_ABOUT THIS TASK_
Answer these questions from the text on ctDNA detection methods:
1. In what year did Newton et al. publish the ARMS method?
2. How many plasma samples did Yung et al. screen with digital PCR?
3. What concordance rate with ARMS did Zhu et al. report for ddPCR?

_TEXT_
==================================================

The relative sensitivity of ctDNA of different techniques. Lower concentrations can be achieved by using the new technologies BEAMing, PAP, Digital PCR, and TAM-Seq. These tests claim to be better than existing tests in tumor tissues (reprinted with permission from American Society of Clinical Oncology, Copyright 2014).46
A. Amplification-Refractory Mutation System (ARMS)
ARMS is a consistently reliable method developed to detect single base mutations in mixtures after agarose gel electrophoresis. This method was published in 1989 by Newton et al. when they utilized ARMS to detect mutations in the DNA of patients with alpha-1 antitrypsin (AAT) deficiency. 47 This technique revolves around Taq DNA polymerase’s ability to differentiate mismatches on the 3′ end of the primers. This allows for differentiation between mutant and wild type by amplifying sequences that are completely matched with the added primer.47 If one mismatched base pair is not enough, they proceeded to add an additional mismatch depending on the single nucleotide polymorphism.47 This technique was used by two different validation groups to test its ability to differentiate wild type and mutation in EGFR for NSCLC patients.48,49 Both groups compared ARMS to direct sequencing in plasma. In 2013, Chu et al. compared Adx-ARMS and found that more mutations were detected from using ARMS than direct sequencing, and that the concordance was ~83.3%. They concluded that ARMS was more sensitive and more reliable than direct sequencing in EGFR mutations.49
B. DIGITAL PCR
Digital PCR was originally a new idea based on the analog PCR reactions, but added the ability to directly quantify DNA sequences from one template. This was possible by diluting the number of copies per PCR reaction to either zero or just one copy. This ensures that the reading for each well or individual fragment of DNA would be independent of any other fragments in the sample. This is done by utilizing microwells or microfluidics chambers to split up the DNA fragments from the sample into nanoliter samples.50–52 By partitioning each individual fragment of DNA, the microfluidics chip runs thousands of PCR reactions in parallel. Fluorescent probes are then added that have the ability to differentiate between wild type and mutant type. This is done by using MB probes that consist of a fluorophore and a quenching agent in a loop structure. The signal is quenched because the fluorophore is relatively close to the quenching agent. Through cycles of heating and cooling, the binding of a complimentary probe to the sequence separates the fluorescent dye from the quenching group, which results in increased fluorescence.53 Yung et al. applied digital PCR to NSCLC by detecting EGFR mutations in plasma. After screening 35 plasma samples, their sensitivity and specificity were 92% and 100%, respectively.54
C. Droplet Digital PCR
Droplet digital PCR is an advancement on the concept of digital PCR. Instead of doing limiting dilutions in the microwell plates, they utilize a “water-in-oil droplet” technique.52 Hindson et al.52 developed an approach that has a higher throughput and lower cost by using the same concept. They load all of the reagents including template, ddPCR Mastermix, and Taqman reagents. Taqman reagents were designed by utilizing the 5′-3′ exonuclease activity of Taq polymerase.55 There are two probes that are necessary for Taqman PCR: the primer and the fluorescent probe. The fluorescent probe binds downstream and acts as the reporter and is introduced in a quenched state by a quenching agent. If the target sequence is complementary to the introduced primer, the polymerase will begin amplifying the DNA until it reaches the fluorescent probe. Once the fluorescent probe is cleaved, the fluorophore and the quencher are separated. Fluorescence can now be detected once excited by an external light source.55
The process of ddPCR was outlined by Hindson et al. in 2011.52 In order to avoid using an expensive plate to separate the strands, a disposable droplet cartridge and a small vacuum can generate droplets of oil in an aqueous phase. These droplets are transferred to a 96-well PCR plate and thermal cycling is performed. After completion, a droplet reader is used to move the droplets toward a detector that can perform simultaneous multiplex readings. By keeping the droplet volume constant, a correlation between positive droplets and concentration can be made.52 This technology has also been applied to NSCLC in the detection of EGFR mutations. Zhu et al. were able to utilize ddPCR in a plasma screening of 86 NSCLC patients with ~90% concordance rate with ARMS.56 The specific steps of ddPCR are outlined in Fig. 3.57
FIG. 3.

==================================================

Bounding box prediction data

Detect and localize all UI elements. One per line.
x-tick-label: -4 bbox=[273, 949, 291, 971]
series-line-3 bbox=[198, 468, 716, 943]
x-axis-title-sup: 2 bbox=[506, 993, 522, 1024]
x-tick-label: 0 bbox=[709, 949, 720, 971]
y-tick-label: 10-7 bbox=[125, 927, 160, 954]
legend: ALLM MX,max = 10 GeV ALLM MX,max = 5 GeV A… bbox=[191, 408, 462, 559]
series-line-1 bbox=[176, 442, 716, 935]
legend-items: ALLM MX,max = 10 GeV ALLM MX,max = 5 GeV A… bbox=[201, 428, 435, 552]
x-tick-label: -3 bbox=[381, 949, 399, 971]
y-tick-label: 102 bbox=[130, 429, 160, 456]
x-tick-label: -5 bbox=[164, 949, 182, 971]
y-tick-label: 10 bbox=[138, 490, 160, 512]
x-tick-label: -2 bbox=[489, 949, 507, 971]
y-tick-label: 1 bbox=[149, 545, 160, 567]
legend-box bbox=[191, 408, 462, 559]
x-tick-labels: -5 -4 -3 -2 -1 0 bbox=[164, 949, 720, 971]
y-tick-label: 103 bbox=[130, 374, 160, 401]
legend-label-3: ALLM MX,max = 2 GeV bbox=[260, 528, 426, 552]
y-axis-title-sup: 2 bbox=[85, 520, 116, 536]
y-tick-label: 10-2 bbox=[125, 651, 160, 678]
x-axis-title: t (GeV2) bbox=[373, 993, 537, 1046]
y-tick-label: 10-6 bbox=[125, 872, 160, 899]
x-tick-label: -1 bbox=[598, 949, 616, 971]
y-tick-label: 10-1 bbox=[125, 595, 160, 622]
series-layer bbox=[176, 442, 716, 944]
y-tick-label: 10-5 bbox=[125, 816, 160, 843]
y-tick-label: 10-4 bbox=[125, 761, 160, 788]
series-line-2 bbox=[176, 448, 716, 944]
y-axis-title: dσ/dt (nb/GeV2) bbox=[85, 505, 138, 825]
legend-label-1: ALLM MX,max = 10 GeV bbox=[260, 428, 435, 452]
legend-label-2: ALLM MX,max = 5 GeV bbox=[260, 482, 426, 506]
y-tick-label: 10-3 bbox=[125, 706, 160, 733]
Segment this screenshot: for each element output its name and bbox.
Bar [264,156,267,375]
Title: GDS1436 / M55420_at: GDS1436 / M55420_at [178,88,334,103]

==================================================

_ANSWER TO THIS EXERCISE_
1. 1989
2. 35
3. About 90%